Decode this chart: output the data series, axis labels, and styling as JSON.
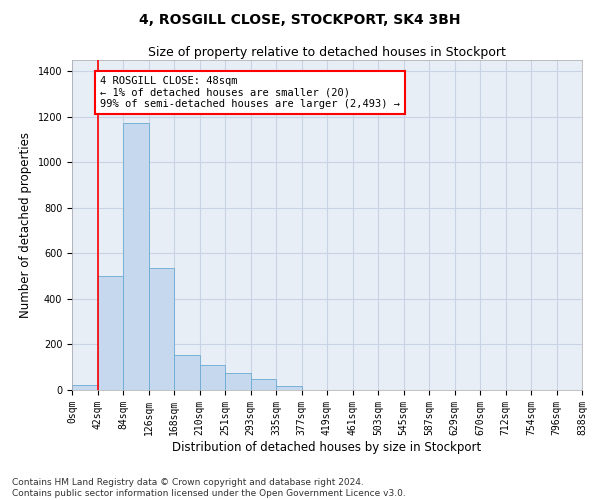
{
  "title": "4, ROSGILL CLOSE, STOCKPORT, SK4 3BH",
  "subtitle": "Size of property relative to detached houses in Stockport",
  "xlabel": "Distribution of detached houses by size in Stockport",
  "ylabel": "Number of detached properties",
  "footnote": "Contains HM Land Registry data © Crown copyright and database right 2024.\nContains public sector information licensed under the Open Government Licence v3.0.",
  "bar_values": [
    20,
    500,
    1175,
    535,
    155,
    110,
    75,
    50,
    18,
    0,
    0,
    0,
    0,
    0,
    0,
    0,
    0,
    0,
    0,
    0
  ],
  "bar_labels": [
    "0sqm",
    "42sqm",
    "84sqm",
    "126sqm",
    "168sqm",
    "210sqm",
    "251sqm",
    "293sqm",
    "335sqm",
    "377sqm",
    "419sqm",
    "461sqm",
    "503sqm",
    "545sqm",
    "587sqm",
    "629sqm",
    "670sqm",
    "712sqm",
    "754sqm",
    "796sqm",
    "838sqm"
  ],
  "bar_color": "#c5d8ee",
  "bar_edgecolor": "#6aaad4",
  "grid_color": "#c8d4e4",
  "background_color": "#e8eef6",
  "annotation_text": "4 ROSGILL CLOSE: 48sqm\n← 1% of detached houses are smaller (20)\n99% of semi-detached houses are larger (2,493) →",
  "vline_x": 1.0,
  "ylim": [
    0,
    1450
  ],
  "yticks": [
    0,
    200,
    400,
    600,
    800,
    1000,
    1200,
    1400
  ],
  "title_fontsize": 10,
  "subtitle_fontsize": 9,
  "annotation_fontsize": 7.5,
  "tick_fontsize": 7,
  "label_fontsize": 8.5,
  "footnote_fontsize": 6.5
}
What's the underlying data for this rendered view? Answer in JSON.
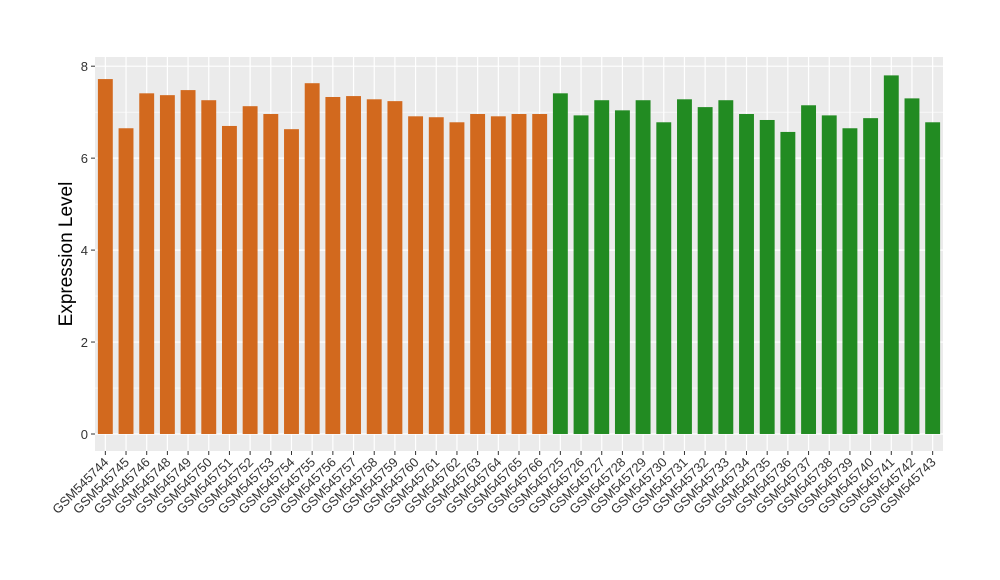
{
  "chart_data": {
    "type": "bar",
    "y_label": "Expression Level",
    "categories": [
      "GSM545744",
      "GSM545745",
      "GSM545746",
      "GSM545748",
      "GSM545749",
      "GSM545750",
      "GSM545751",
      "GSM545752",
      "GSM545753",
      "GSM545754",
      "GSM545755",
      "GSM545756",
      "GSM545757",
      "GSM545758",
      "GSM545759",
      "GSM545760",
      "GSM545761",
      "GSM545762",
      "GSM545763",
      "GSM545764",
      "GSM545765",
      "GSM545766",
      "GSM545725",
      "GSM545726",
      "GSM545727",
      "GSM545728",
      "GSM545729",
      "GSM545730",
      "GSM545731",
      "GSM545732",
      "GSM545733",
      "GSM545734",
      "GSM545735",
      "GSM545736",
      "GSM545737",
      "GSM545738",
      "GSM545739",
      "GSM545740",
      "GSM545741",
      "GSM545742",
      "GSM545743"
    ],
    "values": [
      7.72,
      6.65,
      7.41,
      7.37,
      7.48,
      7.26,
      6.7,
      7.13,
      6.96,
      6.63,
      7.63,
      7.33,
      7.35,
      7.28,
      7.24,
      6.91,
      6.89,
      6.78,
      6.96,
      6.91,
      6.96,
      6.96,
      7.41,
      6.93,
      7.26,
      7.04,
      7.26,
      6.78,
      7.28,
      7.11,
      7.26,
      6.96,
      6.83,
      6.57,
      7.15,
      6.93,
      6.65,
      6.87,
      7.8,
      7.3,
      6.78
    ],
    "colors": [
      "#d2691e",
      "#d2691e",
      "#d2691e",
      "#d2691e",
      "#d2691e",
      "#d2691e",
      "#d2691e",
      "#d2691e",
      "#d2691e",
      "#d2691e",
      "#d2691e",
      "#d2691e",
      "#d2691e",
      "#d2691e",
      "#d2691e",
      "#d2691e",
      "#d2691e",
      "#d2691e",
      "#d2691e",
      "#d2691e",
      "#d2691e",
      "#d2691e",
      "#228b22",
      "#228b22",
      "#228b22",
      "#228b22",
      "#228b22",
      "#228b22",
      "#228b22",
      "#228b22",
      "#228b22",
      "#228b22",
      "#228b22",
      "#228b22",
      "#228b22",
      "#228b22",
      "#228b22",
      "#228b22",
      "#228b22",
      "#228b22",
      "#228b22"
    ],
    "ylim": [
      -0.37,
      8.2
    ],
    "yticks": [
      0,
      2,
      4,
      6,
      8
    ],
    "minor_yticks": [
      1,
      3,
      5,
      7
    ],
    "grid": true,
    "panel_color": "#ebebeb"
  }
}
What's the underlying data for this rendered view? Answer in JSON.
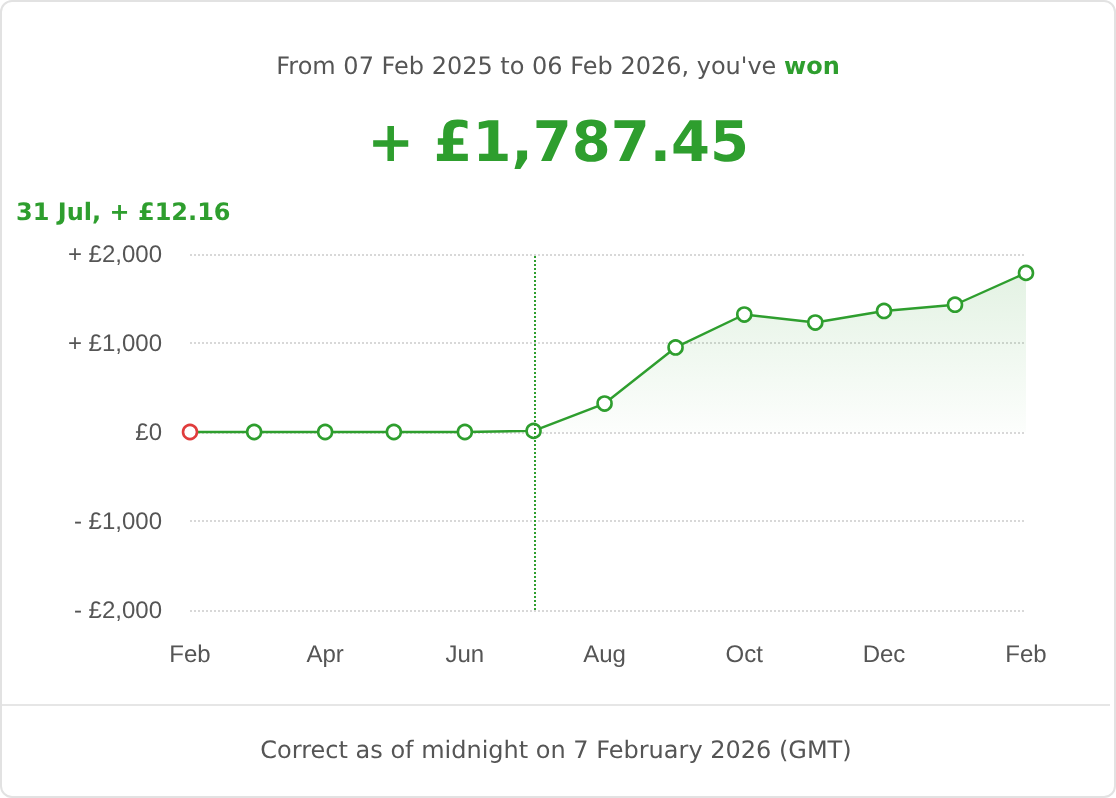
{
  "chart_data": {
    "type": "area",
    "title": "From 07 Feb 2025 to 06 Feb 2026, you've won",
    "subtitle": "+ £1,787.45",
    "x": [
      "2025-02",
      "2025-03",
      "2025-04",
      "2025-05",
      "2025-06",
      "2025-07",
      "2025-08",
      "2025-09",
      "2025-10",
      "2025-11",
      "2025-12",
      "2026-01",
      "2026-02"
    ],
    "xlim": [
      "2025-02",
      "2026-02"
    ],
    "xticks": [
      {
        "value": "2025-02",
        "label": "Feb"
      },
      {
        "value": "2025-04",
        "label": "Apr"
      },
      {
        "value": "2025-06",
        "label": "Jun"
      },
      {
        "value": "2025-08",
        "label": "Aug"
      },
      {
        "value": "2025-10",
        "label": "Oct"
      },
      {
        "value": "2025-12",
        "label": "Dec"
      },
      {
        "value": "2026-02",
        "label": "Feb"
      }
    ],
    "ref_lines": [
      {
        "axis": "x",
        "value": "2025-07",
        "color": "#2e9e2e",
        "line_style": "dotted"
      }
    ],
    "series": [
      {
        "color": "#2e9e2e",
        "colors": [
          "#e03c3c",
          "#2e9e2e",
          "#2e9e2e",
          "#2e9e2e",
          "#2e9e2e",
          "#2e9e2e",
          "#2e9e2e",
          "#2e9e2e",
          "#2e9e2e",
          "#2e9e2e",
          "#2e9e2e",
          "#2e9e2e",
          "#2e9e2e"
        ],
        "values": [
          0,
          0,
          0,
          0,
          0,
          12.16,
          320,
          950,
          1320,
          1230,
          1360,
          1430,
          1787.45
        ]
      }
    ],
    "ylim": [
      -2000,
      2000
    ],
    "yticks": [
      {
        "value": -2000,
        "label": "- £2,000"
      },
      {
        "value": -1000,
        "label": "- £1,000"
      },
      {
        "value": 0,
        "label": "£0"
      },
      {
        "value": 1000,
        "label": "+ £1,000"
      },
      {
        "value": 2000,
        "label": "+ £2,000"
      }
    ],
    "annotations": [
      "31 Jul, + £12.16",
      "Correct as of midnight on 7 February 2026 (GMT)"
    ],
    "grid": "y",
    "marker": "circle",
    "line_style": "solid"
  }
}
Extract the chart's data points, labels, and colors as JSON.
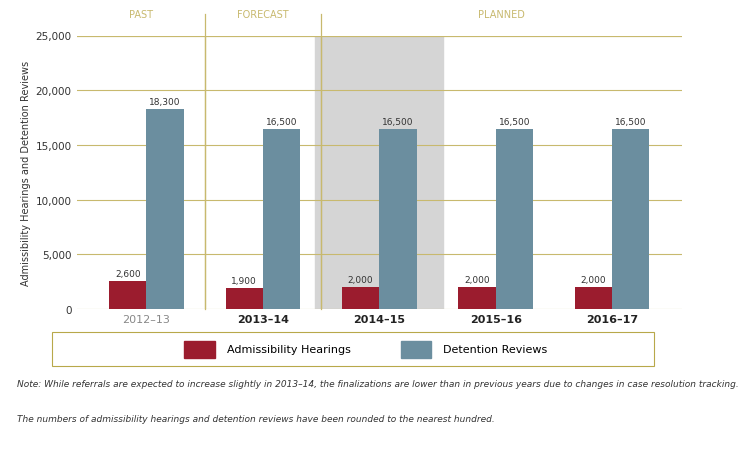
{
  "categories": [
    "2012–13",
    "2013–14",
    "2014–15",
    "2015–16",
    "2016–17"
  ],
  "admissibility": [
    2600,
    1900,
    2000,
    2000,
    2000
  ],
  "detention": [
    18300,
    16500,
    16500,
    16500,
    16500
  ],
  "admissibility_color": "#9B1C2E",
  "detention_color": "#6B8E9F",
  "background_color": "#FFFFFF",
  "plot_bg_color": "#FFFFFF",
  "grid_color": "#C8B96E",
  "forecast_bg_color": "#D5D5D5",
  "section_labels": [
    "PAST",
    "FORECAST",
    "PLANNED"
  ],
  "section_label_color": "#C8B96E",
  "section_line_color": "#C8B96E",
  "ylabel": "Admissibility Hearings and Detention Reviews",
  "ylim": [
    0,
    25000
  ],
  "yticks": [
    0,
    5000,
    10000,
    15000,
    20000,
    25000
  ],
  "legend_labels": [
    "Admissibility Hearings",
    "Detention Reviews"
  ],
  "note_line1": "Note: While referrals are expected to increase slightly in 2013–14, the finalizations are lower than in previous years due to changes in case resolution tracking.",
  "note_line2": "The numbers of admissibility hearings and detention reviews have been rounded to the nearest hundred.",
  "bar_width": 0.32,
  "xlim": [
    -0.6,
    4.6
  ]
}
○ ○ ○ ○ ○
• _Required work_: Select all lines in the listing that include the word "CLOSE".

• _Correct answer_:
  "title": "4, ROSGILL CLOSE, STOCKPORT, SK4 3BH",
  "annotation_text": "4 ROSGILL CLOSE: 48sqm\n← 1% of detached houses are smaller (20)\n99% of semi-detached houses are larger (2,493) →",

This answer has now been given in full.